• **Task directions**: Please recast the lines of each entry below as a JSON list of strings, one string per line, with blank lines and pictures left out.

============================================================

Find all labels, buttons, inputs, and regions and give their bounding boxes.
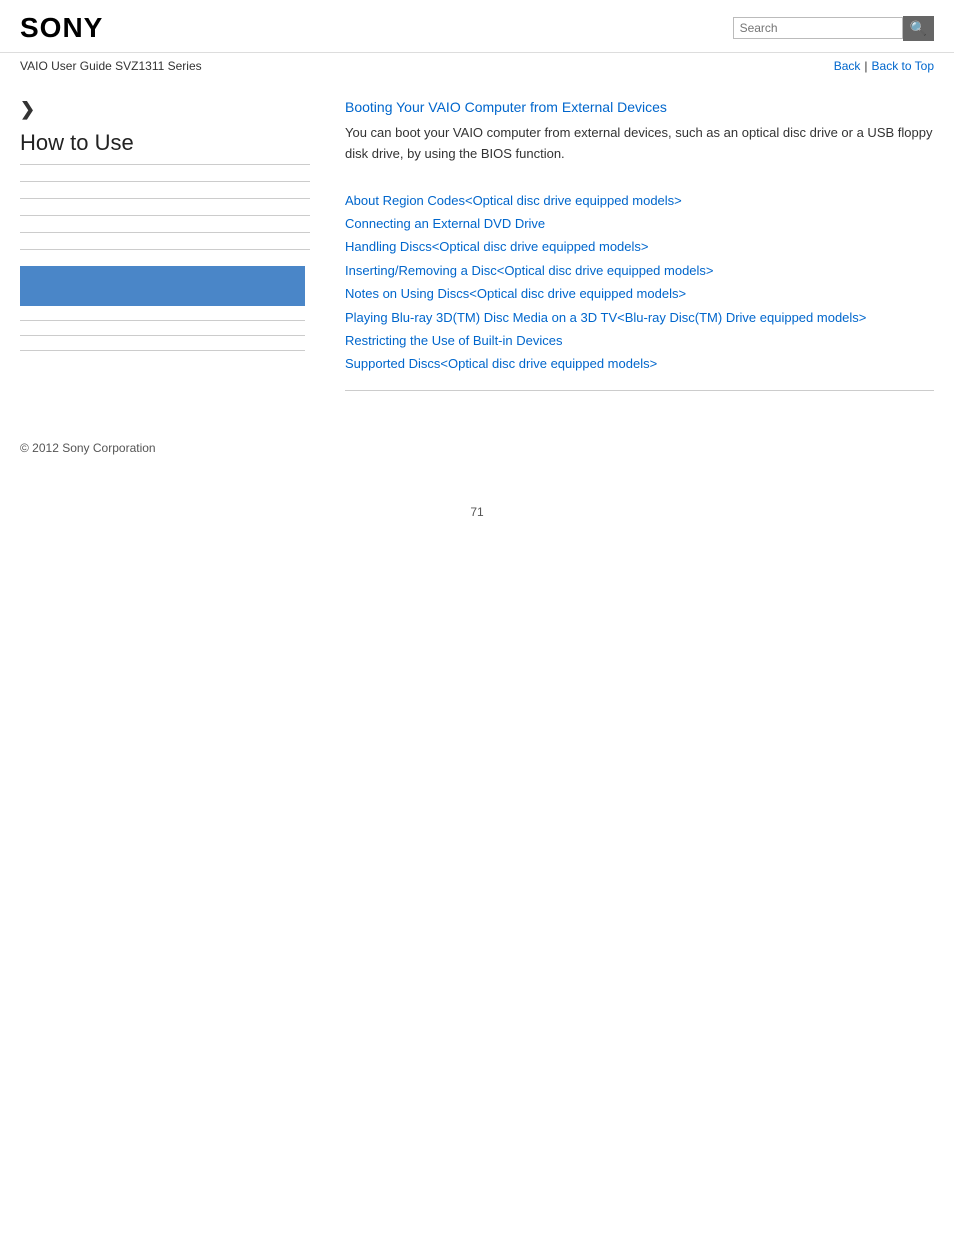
sidebar-item-line-5	[20, 249, 310, 250]
sidebar-item-line-1	[20, 181, 310, 182]
search-input[interactable]	[733, 17, 903, 39]
sidebar-highlighted-item[interactable]	[20, 266, 305, 306]
page-footer: © 2012 Sony Corporation	[0, 411, 954, 465]
back-to-top-link[interactable]: Back to Top	[872, 59, 934, 73]
content-link-2[interactable]: Handling Discs<Optical disc drive equipp…	[345, 235, 934, 258]
sidebar-placeholder-line-1	[20, 320, 305, 321]
back-link[interactable]: Back	[834, 59, 861, 73]
content-area: Booting Your VAIO Computer from External…	[325, 79, 934, 411]
search-area: 🔍	[733, 16, 934, 41]
page-number: 71	[0, 505, 954, 529]
sidebar-placeholder-line-3	[20, 350, 305, 351]
copyright-text: © 2012 Sony Corporation	[20, 441, 156, 455]
sidebar-title: How to Use	[20, 130, 310, 156]
content-link-6[interactable]: Restricting the Use of Built-in Devices	[345, 329, 934, 352]
breadcrumb-separator: |	[864, 59, 867, 73]
sidebar: ❯ How to Use	[20, 79, 325, 411]
content-link-5[interactable]: Playing Blu-ray 3D(TM) Disc Media on a 3…	[345, 306, 934, 329]
sidebar-divider-1	[20, 164, 310, 165]
sidebar-item-line-2	[20, 198, 310, 199]
content-link-4[interactable]: Notes on Using Discs<Optical disc drive …	[345, 282, 934, 305]
content-bottom-divider	[345, 390, 934, 391]
breadcrumb-nav: Back | Back to Top	[834, 59, 934, 73]
sidebar-arrow[interactable]: ❯	[20, 99, 310, 120]
sidebar-item-line-4	[20, 232, 310, 233]
sidebar-item-line-3	[20, 215, 310, 216]
content-links-section: About Region Codes<Optical disc drive eq…	[345, 189, 934, 376]
content-description: You can boot your VAIO computer from ext…	[345, 123, 934, 165]
main-container: ❯ How to Use Booting Your VAIO Computer …	[0, 79, 954, 411]
sony-logo: SONY	[20, 12, 103, 44]
sidebar-placeholder-line-2	[20, 335, 305, 336]
guide-title: VAIO User Guide SVZ1311 Series	[20, 59, 202, 73]
breadcrumb-bar: VAIO User Guide SVZ1311 Series Back | Ba…	[0, 53, 954, 79]
search-icon: 🔍	[910, 20, 927, 37]
content-link-7[interactable]: Supported Discs<Optical disc drive equip…	[345, 352, 934, 375]
page-header: SONY 🔍	[0, 0, 954, 53]
content-link-3[interactable]: Inserting/Removing a Disc<Optical disc d…	[345, 259, 934, 282]
content-link-0[interactable]: About Region Codes<Optical disc drive eq…	[345, 189, 934, 212]
content-link-1[interactable]: Connecting an External DVD Drive	[345, 212, 934, 235]
content-main-link[interactable]: Booting Your VAIO Computer from External…	[345, 99, 934, 115]
search-button[interactable]: 🔍	[903, 16, 934, 41]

============================================================

• **Complete answer**:
[
  "Find all labels, buttons, inputs, and regions and give their bounding boxes.",
  "sidebar-item-line-5\t[20, 249, 310, 250]",
  "sidebar-item-line-1\t[20, 181, 310, 182]",
  "search-input[interactable]\t[733, 17, 903, 39]",
  "sidebar-highlighted-item[interactable]\t[20, 266, 305, 306]",
  "page-footer: © 2012 Sony Corporation\t[0, 411, 954, 465]",
  "back-to-top-link[interactable]: Back to Top\t[872, 59, 934, 73]",
  "content-link-2[interactable]: Handling Discs<Optical disc drive equipp…\t[345, 235, 934, 258]",
  "sidebar-placeholder-line-1\t[20, 320, 305, 321]",
  "back-link[interactable]: Back\t[834, 59, 861, 73]",
  "content-area: Booting Your VAIO Computer from External…\t[325, 79, 934, 411]",
  "search-area: 🔍\t[733, 16, 934, 41]",
  "page-number: 71\t[0, 505, 954, 529]",
  "sidebar-placeholder-line-3\t[20, 350, 305, 351]",
  "copyright-text: © 2012 Sony Corporation\t[20, 441, 156, 455]",
  "sidebar-title: How to Use\t[20, 130, 310, 156]",
  "content-link-6[interactable]: Restricting the Use of Built-in Devices\t[345, 329, 934, 352]",
  "breadcrumb-separator: |\t[864, 59, 867, 73]",
  "sidebar: ❯ How to Use\t[20, 79, 325, 411]",
  "content-link-5[interactable]: Playing Blu-ray 3D(TM) Disc Media on a 3…\t[345, 306, 934, 329]",
  "sidebar-divider-1\t[20, 164, 310, 165]",
  "sidebar-item-line-2\t[20, 198, 310, 199]",
  "content-link-4[interactable]: Notes on Using Discs<Optical disc drive …\t[345, 282, 934, 305]",
  "content-bottom-divider\t[345, 390, 934, 391]",
  "breadcrumb-nav: Back | Back to Top\t[834, 59, 934, 73]",
  "sidebar-arrow[interactable]: ❯\t[20, 99, 310, 120]",
  "sidebar-item-line-4\t[20, 232, 310, 233]",
  "sidebar-item-line-3\t[20, 215, 310, 216]",
  "content-links-section: About Region Codes<Optical disc drive eq…\t[345, 189, 934, 376]",
  "content-description: You can boot your VAIO computer from ext…\t[345, 123, 934, 165]",
  "main-container: ❯ How to Use Booting Your VAIO Computer …\t[0, 79, 954, 411]",
  "sony-logo: SONY\t[20, 12, 103, 44]",
  "sidebar-placeholder-line-2\t[20, 335, 305, 336]",
  "guide-title: VAIO User Guide SVZ1311 Series\t[20, 59, 202, 73]",
  "breadcrumb-bar: VAIO User Guide SVZ1311 Series Back | Ba…\t[0, 53, 954, 79]",
  "search-icon: 🔍\t[910, 20, 927, 37]",
  "content-link-7[interactable]: Supported Discs<Optical disc drive equip…\t[345, 352, 934, 375]",
  "page-header: SONY 🔍\t[0, 0, 954, 53]",
  "content-link-3[interactable]: Inserting/Removing a Disc<Optical disc d…\t[345, 259, 934, 282]",
  "content-link-0[interactable]: About Region Codes<Optical disc drive eq…\t[345, 189, 934, 212]",
  "content-link-1[interactable]: Connecting an External DVD Drive\t[345, 212, 934, 235]",
  "content-main-link[interactable]: Booting Your VAIO Computer from External…\t[345, 99, 934, 115]",
  "search-button[interactable]: 🔍\t[903, 16, 934, 41]"
]